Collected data
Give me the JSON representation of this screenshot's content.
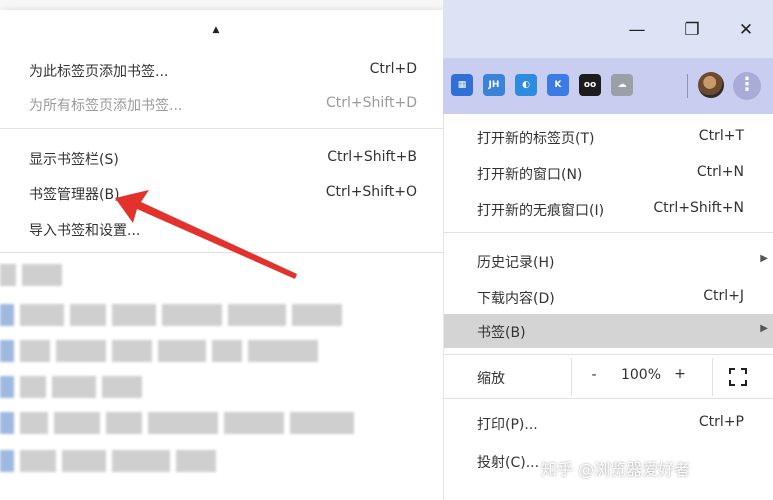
{
  "bookmark_submenu": {
    "scroll_up_glyph": "▲",
    "items": [
      {
        "label": "为此标签页添加书签...",
        "shortcut": "Ctrl+D",
        "enabled": true
      },
      {
        "label": "为所有标签页添加书签...",
        "shortcut": "Ctrl+Shift+D",
        "enabled": false
      },
      {
        "label": "显示书签栏(S)",
        "shortcut": "Ctrl+Shift+B",
        "enabled": true
      },
      {
        "label": "书签管理器(B)",
        "shortcut": "Ctrl+Shift+O",
        "enabled": true
      },
      {
        "label": "导入书签和设置...",
        "shortcut": "",
        "enabled": true
      }
    ]
  },
  "window_controls": {
    "minimize": "—",
    "restore": "❐",
    "close": "✕"
  },
  "extensions": [
    {
      "icon": "grid-extension-icon",
      "text": "▦",
      "color": "#2f6fd6"
    },
    {
      "icon": "jh-extension-icon",
      "text": "JH",
      "color": "#3b82d9"
    },
    {
      "icon": "audio-extension-icon",
      "text": "◐",
      "color": "#2d8be0"
    },
    {
      "icon": "k-extension-icon",
      "text": "K",
      "color": "#3a7be6"
    },
    {
      "icon": "tampermonkey-icon",
      "text": "oo",
      "color": "#1c1c1c"
    },
    {
      "icon": "cloud-extension-icon",
      "text": "☁",
      "color": "#9aa0a6"
    }
  ],
  "main_menu": {
    "items": [
      {
        "label": "打开新的标签页(T)",
        "shortcut": "Ctrl+T"
      },
      {
        "label": "打开新的窗口(N)",
        "shortcut": "Ctrl+N"
      },
      {
        "label": "打开新的无痕窗口(I)",
        "shortcut": "Ctrl+Shift+N"
      },
      {
        "label": "历史记录(H)",
        "shortcut": "",
        "submenu": true
      },
      {
        "label": "下载内容(D)",
        "shortcut": "Ctrl+J"
      },
      {
        "label": "书签(B)",
        "shortcut": "",
        "submenu": true,
        "active": true
      },
      {
        "label": "打印(P)...",
        "shortcut": "Ctrl+P"
      },
      {
        "label": "投射(C)...",
        "shortcut": ""
      }
    ],
    "zoom": {
      "label": "缩放",
      "minus": "-",
      "value": "100%",
      "plus": "+"
    },
    "submenu_arrow": "▶"
  },
  "watermark": "知乎 @浏览器爱好者",
  "colors": {
    "arrow": "#e3322b",
    "titlebar": "#dde2f5",
    "toolbar": "#c9cdf0",
    "active_item": "#d4d4d4"
  }
}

- DIRECTIONS -
Pictures are to be left out; the records above must be repeated word for word.

- REPLY -
Give me the JSON representation of this screenshot's content.
{
  "bookmark_submenu": {
    "scroll_up_glyph": "▲",
    "items": [
      {
        "label": "为此标签页添加书签...",
        "shortcut": "Ctrl+D",
        "enabled": true
      },
      {
        "label": "为所有标签页添加书签...",
        "shortcut": "Ctrl+Shift+D",
        "enabled": false
      },
      {
        "label": "显示书签栏(S)",
        "shortcut": "Ctrl+Shift+B",
        "enabled": true
      },
      {
        "label": "书签管理器(B)",
        "shortcut": "Ctrl+Shift+O",
        "enabled": true
      },
      {
        "label": "导入书签和设置...",
        "shortcut": "",
        "enabled": true
      }
    ]
  },
  "window_controls": {
    "minimize": "—",
    "restore": "❐",
    "close": "✕"
  },
  "extensions": [
    {
      "icon": "grid-extension-icon",
      "text": "▦",
      "color": "#2f6fd6"
    },
    {
      "icon": "jh-extension-icon",
      "text": "JH",
      "color": "#3b82d9"
    },
    {
      "icon": "audio-extension-icon",
      "text": "◐",
      "color": "#2d8be0"
    },
    {
      "icon": "k-extension-icon",
      "text": "K",
      "color": "#3a7be6"
    },
    {
      "icon": "tampermonkey-icon",
      "text": "oo",
      "color": "#1c1c1c"
    },
    {
      "icon": "cloud-extension-icon",
      "text": "☁",
      "color": "#9aa0a6"
    }
  ],
  "main_menu": {
    "items": [
      {
        "label": "打开新的标签页(T)",
        "shortcut": "Ctrl+T"
      },
      {
        "label": "打开新的窗口(N)",
        "shortcut": "Ctrl+N"
      },
      {
        "label": "打开新的无痕窗口(I)",
        "shortcut": "Ctrl+Shift+N"
      },
      {
        "label": "历史记录(H)",
        "shortcut": "",
        "submenu": true
      },
      {
        "label": "下载内容(D)",
        "shortcut": "Ctrl+J"
      },
      {
        "label": "书签(B)",
        "shortcut": "",
        "submenu": true,
        "active": true
      },
      {
        "label": "打印(P)...",
        "shortcut": "Ctrl+P"
      },
      {
        "label": "投射(C)...",
        "shortcut": ""
      }
    ],
    "zoom": {
      "label": "缩放",
      "minus": "-",
      "value": "100%",
      "plus": "+"
    },
    "submenu_arrow": "▶"
  },
  "watermark": "知乎 @浏览器爱好者",
  "colors": {
    "arrow": "#e3322b",
    "titlebar": "#dde2f5",
    "toolbar": "#c9cdf0",
    "active_item": "#d4d4d4"
  }
}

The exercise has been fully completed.